Records provided:

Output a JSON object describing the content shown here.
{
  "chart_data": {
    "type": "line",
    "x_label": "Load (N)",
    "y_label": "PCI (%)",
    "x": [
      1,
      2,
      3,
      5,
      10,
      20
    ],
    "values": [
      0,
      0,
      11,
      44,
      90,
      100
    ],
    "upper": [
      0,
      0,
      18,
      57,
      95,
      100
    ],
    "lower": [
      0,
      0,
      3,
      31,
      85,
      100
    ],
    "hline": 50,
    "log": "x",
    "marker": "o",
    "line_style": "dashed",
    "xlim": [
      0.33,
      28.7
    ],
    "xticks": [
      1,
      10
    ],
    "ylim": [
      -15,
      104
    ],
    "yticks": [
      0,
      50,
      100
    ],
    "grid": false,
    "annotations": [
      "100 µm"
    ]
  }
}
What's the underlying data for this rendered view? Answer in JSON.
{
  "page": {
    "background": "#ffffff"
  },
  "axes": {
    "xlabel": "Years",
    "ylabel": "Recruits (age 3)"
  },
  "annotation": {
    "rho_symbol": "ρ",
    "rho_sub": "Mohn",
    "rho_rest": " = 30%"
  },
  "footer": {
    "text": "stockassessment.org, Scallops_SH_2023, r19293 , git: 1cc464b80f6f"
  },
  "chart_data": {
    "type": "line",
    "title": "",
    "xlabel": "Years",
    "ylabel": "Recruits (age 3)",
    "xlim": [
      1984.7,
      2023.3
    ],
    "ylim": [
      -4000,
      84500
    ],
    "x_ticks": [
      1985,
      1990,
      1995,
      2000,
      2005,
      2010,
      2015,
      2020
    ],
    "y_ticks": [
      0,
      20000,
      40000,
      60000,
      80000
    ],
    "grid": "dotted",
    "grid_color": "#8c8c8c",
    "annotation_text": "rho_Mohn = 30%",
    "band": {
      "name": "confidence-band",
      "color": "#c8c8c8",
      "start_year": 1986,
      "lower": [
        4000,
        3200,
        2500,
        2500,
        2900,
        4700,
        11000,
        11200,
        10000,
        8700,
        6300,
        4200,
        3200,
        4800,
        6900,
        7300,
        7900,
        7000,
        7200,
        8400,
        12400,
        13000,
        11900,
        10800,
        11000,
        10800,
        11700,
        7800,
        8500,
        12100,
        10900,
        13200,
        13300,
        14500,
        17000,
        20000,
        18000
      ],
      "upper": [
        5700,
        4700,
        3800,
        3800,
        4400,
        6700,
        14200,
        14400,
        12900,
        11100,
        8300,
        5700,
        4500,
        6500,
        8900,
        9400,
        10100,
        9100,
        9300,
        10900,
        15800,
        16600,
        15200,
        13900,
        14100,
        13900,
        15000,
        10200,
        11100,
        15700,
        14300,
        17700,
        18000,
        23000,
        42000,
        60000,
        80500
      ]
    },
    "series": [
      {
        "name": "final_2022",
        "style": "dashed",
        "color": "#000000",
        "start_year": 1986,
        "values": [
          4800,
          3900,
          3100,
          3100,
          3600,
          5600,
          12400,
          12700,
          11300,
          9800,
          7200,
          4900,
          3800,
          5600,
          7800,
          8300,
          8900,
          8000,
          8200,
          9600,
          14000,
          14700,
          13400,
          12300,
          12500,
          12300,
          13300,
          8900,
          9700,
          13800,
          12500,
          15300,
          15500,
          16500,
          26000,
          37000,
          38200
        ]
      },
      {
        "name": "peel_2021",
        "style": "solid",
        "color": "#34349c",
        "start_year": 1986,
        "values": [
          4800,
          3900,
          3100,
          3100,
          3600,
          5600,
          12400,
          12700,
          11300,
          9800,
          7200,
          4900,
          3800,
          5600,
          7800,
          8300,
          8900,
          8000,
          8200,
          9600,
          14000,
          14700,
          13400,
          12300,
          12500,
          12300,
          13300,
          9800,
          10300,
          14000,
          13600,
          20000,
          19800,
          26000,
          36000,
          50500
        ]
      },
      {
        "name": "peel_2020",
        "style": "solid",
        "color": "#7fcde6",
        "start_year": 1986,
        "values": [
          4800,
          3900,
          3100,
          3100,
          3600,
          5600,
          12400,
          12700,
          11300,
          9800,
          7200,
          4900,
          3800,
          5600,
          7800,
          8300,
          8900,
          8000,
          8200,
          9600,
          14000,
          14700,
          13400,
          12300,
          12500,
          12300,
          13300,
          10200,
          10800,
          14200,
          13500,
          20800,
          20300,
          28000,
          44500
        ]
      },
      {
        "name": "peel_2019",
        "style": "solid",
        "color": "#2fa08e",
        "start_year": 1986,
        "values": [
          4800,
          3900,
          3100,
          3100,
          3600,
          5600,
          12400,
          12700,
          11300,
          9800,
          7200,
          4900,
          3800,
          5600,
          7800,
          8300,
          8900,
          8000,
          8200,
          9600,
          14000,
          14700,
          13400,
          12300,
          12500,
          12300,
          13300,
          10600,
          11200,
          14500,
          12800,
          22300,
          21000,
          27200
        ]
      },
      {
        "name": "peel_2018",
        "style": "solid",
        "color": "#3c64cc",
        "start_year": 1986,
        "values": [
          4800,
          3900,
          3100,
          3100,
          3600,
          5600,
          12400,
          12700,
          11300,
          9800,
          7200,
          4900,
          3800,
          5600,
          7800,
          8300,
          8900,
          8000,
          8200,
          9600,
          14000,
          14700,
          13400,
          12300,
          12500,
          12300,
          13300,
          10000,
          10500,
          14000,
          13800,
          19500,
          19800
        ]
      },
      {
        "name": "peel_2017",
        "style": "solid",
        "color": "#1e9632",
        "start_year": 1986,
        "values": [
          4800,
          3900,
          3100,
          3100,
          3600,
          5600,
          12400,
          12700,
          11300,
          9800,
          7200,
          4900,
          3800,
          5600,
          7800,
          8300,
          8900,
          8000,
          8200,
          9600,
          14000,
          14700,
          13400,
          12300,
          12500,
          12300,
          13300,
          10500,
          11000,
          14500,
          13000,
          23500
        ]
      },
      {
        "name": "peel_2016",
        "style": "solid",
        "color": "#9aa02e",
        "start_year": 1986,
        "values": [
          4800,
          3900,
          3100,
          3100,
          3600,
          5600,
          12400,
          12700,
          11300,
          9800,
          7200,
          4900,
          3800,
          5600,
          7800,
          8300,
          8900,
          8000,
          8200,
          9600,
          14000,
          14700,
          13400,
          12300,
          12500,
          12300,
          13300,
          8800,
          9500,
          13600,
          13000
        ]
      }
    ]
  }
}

What you need to do:
Please set down all the data word for word.

Reply to the task:
Output a JSON object describing the content shown here.
{
  "chart_data": {
    "type": "line",
    "x_label": "Load (N)",
    "y_label": "PCI (%)",
    "x": [
      1,
      2,
      3,
      5,
      10,
      20
    ],
    "values": [
      0,
      0,
      11,
      44,
      90,
      100
    ],
    "upper": [
      0,
      0,
      18,
      57,
      95,
      100
    ],
    "lower": [
      0,
      0,
      3,
      31,
      85,
      100
    ],
    "hline": 50,
    "log": "x",
    "marker": "o",
    "line_style": "dashed",
    "xlim": [
      0.33,
      28.7
    ],
    "xticks": [
      1,
      10
    ],
    "ylim": [
      -15,
      104
    ],
    "yticks": [
      0,
      50,
      100
    ],
    "grid": false,
    "annotations": [
      "100 µm"
    ]
  }
}
What's the underlying data for this rendered view? Answer in JSON.
{
  "page": {
    "background": "#ffffff"
  },
  "axes": {
    "xlabel": "Years",
    "ylabel": "Recruits (age 3)"
  },
  "annotation": {
    "rho_symbol": "ρ",
    "rho_sub": "Mohn",
    "rho_rest": " = 30%"
  },
  "footer": {
    "text": "stockassessment.org, Scallops_SH_2023, r19293 , git: 1cc464b80f6f"
  },
  "chart_data": {
    "type": "line",
    "title": "",
    "xlabel": "Years",
    "ylabel": "Recruits (age 3)",
    "xlim": [
      1984.7,
      2023.3
    ],
    "ylim": [
      -4000,
      84500
    ],
    "x_ticks": [
      1985,
      1990,
      1995,
      2000,
      2005,
      2010,
      2015,
      2020
    ],
    "y_ticks": [
      0,
      20000,
      40000,
      60000,
      80000
    ],
    "grid": "dotted",
    "grid_color": "#8c8c8c",
    "annotation_text": "rho_Mohn = 30%",
    "band": {
      "name": "confidence-band",
      "color": "#c8c8c8",
      "start_year": 1986,
      "lower": [
        4000,
        3200,
        2500,
        2500,
        2900,
        4700,
        11000,
        11200,
        10000,
        8700,
        6300,
        4200,
        3200,
        4800,
        6900,
        7300,
        7900,
        7000,
        7200,
        8400,
        12400,
        13000,
        11900,
        10800,
        11000,
        10800,
        11700,
        7800,
        8500,
        12100,
        10900,
        13200,
        13300,
        14500,
        17000,
        20000,
        18000
      ],
      "upper": [
        5700,
        4700,
        3800,
        3800,
        4400,
        6700,
        14200,
        14400,
        12900,
        11100,
        8300,
        5700,
        4500,
        6500,
        8900,
        9400,
        10100,
        9100,
        9300,
        10900,
        15800,
        16600,
        15200,
        13900,
        14100,
        13900,
        15000,
        10200,
        11100,
        15700,
        14300,
        17700,
        18000,
        23000,
        42000,
        60000,
        80500
      ]
    },
    "series": [
      {
        "name": "final_2022",
        "style": "dashed",
        "color": "#000000",
        "start_year": 1986,
        "values": [
          4800,
          3900,
          3100,
          3100,
          3600,
          5600,
          12400,
          12700,
          11300,
          9800,
          7200,
          4900,
          3800,
          5600,
          7800,
          8300,
          8900,
          8000,
          8200,
          9600,
          14000,
          14700,
          13400,
          12300,
          12500,
          12300,
          13300,
          8900,
          9700,
          13800,
          12500,
          15300,
          15500,
          16500,
          26000,
          37000,
          38200
        ]
      },
      {
        "name": "peel_2021",
        "style": "solid",
        "color": "#34349c",
        "start_year": 1986,
        "values": [
          4800,
          3900,
          3100,
          3100,
          3600,
          5600,
          12400,
          12700,
          11300,
          9800,
          7200,
          4900,
          3800,
          5600,
          7800,
          8300,
          8900,
          8000,
          8200,
          9600,
          14000,
          14700,
          13400,
          12300,
          12500,
          12300,
          13300,
          9800,
          10300,
          14000,
          13600,
          20000,
          19800,
          26000,
          36000,
          50500
        ]
      },
      {
        "name": "peel_2020",
        "style": "solid",
        "color": "#7fcde6",
        "start_year": 1986,
        "values": [
          4800,
          3900,
          3100,
          3100,
          3600,
          5600,
          12400,
          12700,
          11300,
          9800,
          7200,
          4900,
          3800,
          5600,
          7800,
          8300,
          8900,
          8000,
          8200,
          9600,
          14000,
          14700,
          13400,
          12300,
          12500,
          12300,
          13300,
          10200,
          10800,
          14200,
          13500,
          20800,
          20300,
          28000,
          44500
        ]
      },
      {
        "name": "peel_2019",
        "style": "solid",
        "color": "#2fa08e",
        "start_year": 1986,
        "values": [
          4800,
          3900,
          3100,
          3100,
          3600,
          5600,
          12400,
          12700,
          11300,
          9800,
          7200,
          4900,
          3800,
          5600,
          7800,
          8300,
          8900,
          8000,
          8200,
          9600,
          14000,
          14700,
          13400,
          12300,
          12500,
          12300,
          13300,
          10600,
          11200,
          14500,
          12800,
          22300,
          21000,
          27200
        ]
      },
      {
        "name": "peel_2018",
        "style": "solid",
        "color": "#3c64cc",
        "start_year": 1986,
        "values": [
          4800,
          3900,
          3100,
          3100,
          3600,
          5600,
          12400,
          12700,
          11300,
          9800,
          7200,
          4900,
          3800,
          5600,
          7800,
          8300,
          8900,
          8000,
          8200,
          9600,
          14000,
          14700,
          13400,
          12300,
          12500,
          12300,
          13300,
          10000,
          10500,
          14000,
          13800,
          19500,
          19800
        ]
      },
      {
        "name": "peel_2017",
        "style": "solid",
        "color": "#1e9632",
        "start_year": 1986,
        "values": [
          4800,
          3900,
          3100,
          3100,
          3600,
          5600,
          12400,
          12700,
          11300,
          9800,
          7200,
          4900,
          3800,
          5600,
          7800,
          8300,
          8900,
          8000,
          8200,
          9600,
          14000,
          14700,
          13400,
          12300,
          12500,
          12300,
          13300,
          10500,
          11000,
          14500,
          13000,
          23500
        ]
      },
      {
        "name": "peel_2016",
        "style": "solid",
        "color": "#9aa02e",
        "start_year": 1986,
        "values": [
          4800,
          3900,
          3100,
          3100,
          3600,
          5600,
          12400,
          12700,
          11300,
          9800,
          7200,
          4900,
          3800,
          5600,
          7800,
          8300,
          8900,
          8000,
          8200,
          9600,
          14000,
          14700,
          13400,
          12300,
          12500,
          12300,
          13300,
          8800,
          9500,
          13600,
          13000
        ]
      }
    ]
  }
}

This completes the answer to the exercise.